## START MATERIAL
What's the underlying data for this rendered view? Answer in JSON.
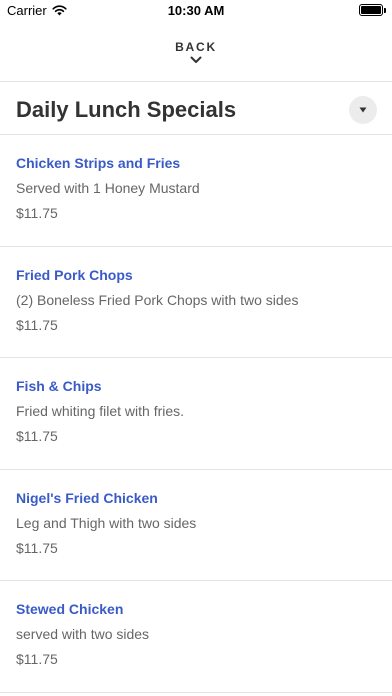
{
  "status_bar": {
    "carrier": "Carrier",
    "time": "10:30 AM",
    "battery_level": 1.0
  },
  "nav": {
    "back_label": "BACK",
    "back_icon": "chevron-down-icon"
  },
  "section": {
    "title": "Daily Lunch Specials",
    "toggle_icon": "caret-down-icon"
  },
  "colors": {
    "item_name": "#3a5bc7",
    "text_secondary": "#666666",
    "divider": "#e4e4e4"
  },
  "items": [
    {
      "name": "Chicken Strips and Fries",
      "description": "Served with 1 Honey Mustard",
      "price": "$11.75"
    },
    {
      "name": "Fried Pork Chops",
      "description": "(2) Boneless Fried Pork Chops with two sides",
      "price": "$11.75"
    },
    {
      "name": "Fish & Chips",
      "description": "Fried whiting filet with fries.",
      "price": "$11.75"
    },
    {
      "name": "Nigel's Fried Chicken",
      "description": "Leg and Thigh with two sides",
      "price": "$11.75"
    },
    {
      "name": "Stewed Chicken",
      "description": "served with two sides",
      "price": "$11.75"
    }
  ]
}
## END MATERIAL
TASK REQUIREMENTS: Locate the word "Chops" in the records and collect each line it appears in.

CORRECT OUTPUT:
      "name": "Fried Pork Chops",
      "description": "(2) Boneless Fried Pork Chops with two sides",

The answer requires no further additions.